Given task: Your task is to repeat the lines below exactly, excluding any pictures they contain.

Stored data
==*==

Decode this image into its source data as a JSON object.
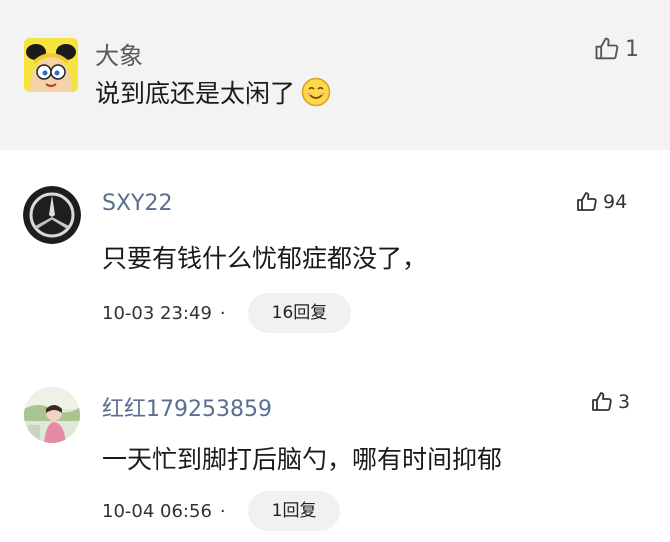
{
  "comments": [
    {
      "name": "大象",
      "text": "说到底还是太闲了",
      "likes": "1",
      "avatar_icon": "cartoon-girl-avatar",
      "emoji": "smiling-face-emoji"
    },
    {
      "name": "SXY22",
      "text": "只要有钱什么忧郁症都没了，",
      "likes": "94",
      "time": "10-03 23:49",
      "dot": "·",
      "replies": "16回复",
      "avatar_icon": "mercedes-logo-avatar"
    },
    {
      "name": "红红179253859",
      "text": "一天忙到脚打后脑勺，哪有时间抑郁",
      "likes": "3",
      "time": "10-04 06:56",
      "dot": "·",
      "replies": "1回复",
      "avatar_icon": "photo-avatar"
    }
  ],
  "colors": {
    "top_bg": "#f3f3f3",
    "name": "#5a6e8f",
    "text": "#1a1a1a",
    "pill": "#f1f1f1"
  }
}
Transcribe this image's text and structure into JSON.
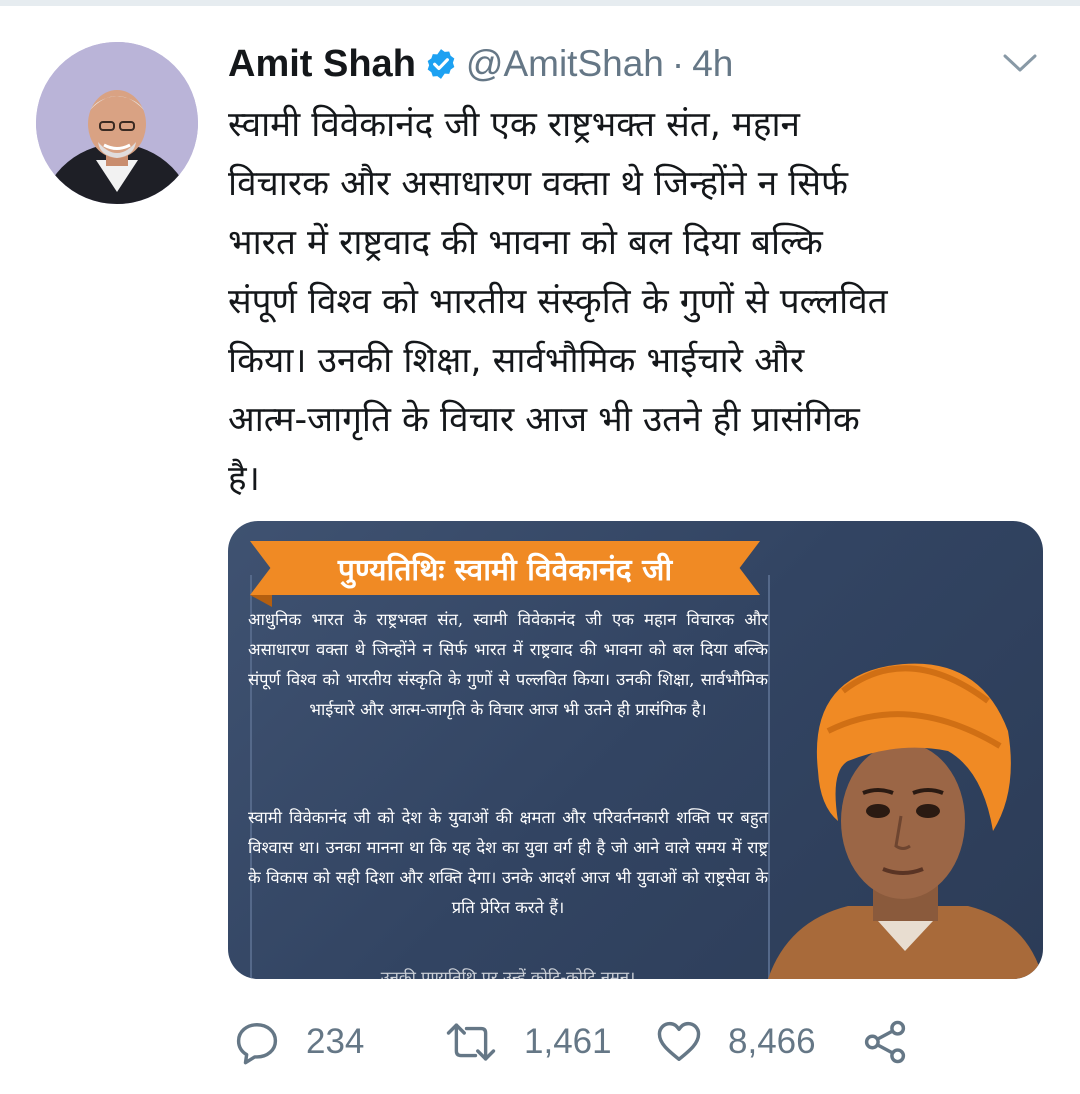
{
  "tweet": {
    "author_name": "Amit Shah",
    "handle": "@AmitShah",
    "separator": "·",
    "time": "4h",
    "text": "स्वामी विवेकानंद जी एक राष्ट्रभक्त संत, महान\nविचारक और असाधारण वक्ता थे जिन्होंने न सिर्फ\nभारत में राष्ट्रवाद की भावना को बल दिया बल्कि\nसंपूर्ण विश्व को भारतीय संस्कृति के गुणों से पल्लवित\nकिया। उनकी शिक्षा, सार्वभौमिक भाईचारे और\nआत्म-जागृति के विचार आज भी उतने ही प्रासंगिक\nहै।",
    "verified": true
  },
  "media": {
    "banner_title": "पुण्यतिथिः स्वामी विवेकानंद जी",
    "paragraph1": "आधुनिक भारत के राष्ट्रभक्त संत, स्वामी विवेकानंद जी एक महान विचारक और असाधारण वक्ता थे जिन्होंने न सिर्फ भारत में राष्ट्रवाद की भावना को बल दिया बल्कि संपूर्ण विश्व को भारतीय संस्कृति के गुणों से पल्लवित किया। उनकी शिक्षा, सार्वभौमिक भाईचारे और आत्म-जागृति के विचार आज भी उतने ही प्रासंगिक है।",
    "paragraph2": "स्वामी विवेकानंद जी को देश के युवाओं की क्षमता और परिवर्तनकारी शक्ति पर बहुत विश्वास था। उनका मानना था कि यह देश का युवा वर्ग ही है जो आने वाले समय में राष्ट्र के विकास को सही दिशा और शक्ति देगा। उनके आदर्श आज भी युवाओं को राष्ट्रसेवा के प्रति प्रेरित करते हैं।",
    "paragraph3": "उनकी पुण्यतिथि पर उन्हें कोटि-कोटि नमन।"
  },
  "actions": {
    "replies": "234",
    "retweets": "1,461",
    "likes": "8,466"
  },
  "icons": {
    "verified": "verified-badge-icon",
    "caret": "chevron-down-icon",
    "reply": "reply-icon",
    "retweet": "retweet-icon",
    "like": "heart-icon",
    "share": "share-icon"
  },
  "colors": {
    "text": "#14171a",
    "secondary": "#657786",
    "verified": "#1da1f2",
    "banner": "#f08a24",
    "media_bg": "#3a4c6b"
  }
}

==*==

Output of the task:
Decode this image into its source data as a JSON object.
{
  "comments": [
    {
      "name": "大象",
      "text": "说到底还是太闲了",
      "likes": "1",
      "avatar_icon": "cartoon-girl-avatar",
      "emoji": "smiling-face-emoji"
    },
    {
      "name": "SXY22",
      "text": "只要有钱什么忧郁症都没了，",
      "likes": "94",
      "time": "10-03 23:49",
      "dot": "·",
      "replies": "16回复",
      "avatar_icon": "mercedes-logo-avatar"
    },
    {
      "name": "红红179253859",
      "text": "一天忙到脚打后脑勺，哪有时间抑郁",
      "likes": "3",
      "time": "10-04 06:56",
      "dot": "·",
      "replies": "1回复",
      "avatar_icon": "photo-avatar"
    }
  ],
  "colors": {
    "top_bg": "#f3f3f3",
    "name": "#5a6e8f",
    "text": "#1a1a1a",
    "pill": "#f1f1f1"
  }
}
Transcribe this image's text and structure into JSON.
{
  "tweet": {
    "author_name": "Amit Shah",
    "handle": "@AmitShah",
    "separator": "·",
    "time": "4h",
    "text": "स्वामी विवेकानंद जी एक राष्ट्रभक्त संत, महान\nविचारक और असाधारण वक्ता थे जिन्होंने न सिर्फ\nभारत में राष्ट्रवाद की भावना को बल दिया बल्कि\nसंपूर्ण विश्व को भारतीय संस्कृति के गुणों से पल्लवित\nकिया। उनकी शिक्षा, सार्वभौमिक भाईचारे और\nआत्म-जागृति के विचार आज भी उतने ही प्रासंगिक\nहै।",
    "verified": true
  },
  "media": {
    "banner_title": "पुण्यतिथिः स्वामी विवेकानंद जी",
    "paragraph1": "आधुनिक भारत के राष्ट्रभक्त संत, स्वामी विवेकानंद जी एक महान विचारक और असाधारण वक्ता थे जिन्होंने न सिर्फ भारत में राष्ट्रवाद की भावना को बल दिया बल्कि संपूर्ण विश्व को भारतीय संस्कृति के गुणों से पल्लवित किया। उनकी शिक्षा, सार्वभौमिक भाईचारे और आत्म-जागृति के विचार आज भी उतने ही प्रासंगिक है।",
    "paragraph2": "स्वामी विवेकानंद जी को देश के युवाओं की क्षमता और परिवर्तनकारी शक्ति पर बहुत विश्वास था। उनका मानना था कि यह देश का युवा वर्ग ही है जो आने वाले समय में राष्ट्र के विकास को सही दिशा और शक्ति देगा। उनके आदर्श आज भी युवाओं को राष्ट्रसेवा के प्रति प्रेरित करते हैं।",
    "paragraph3": "उनकी पुण्यतिथि पर उन्हें कोटि-कोटि नमन।"
  },
  "actions": {
    "replies": "234",
    "retweets": "1,461",
    "likes": "8,466"
  },
  "icons": {
    "verified": "verified-badge-icon",
    "caret": "chevron-down-icon",
    "reply": "reply-icon",
    "retweet": "retweet-icon",
    "like": "heart-icon",
    "share": "share-icon"
  },
  "colors": {
    "text": "#14171a",
    "secondary": "#657786",
    "verified": "#1da1f2",
    "banner": "#f08a24",
    "media_bg": "#3a4c6b"
  }
}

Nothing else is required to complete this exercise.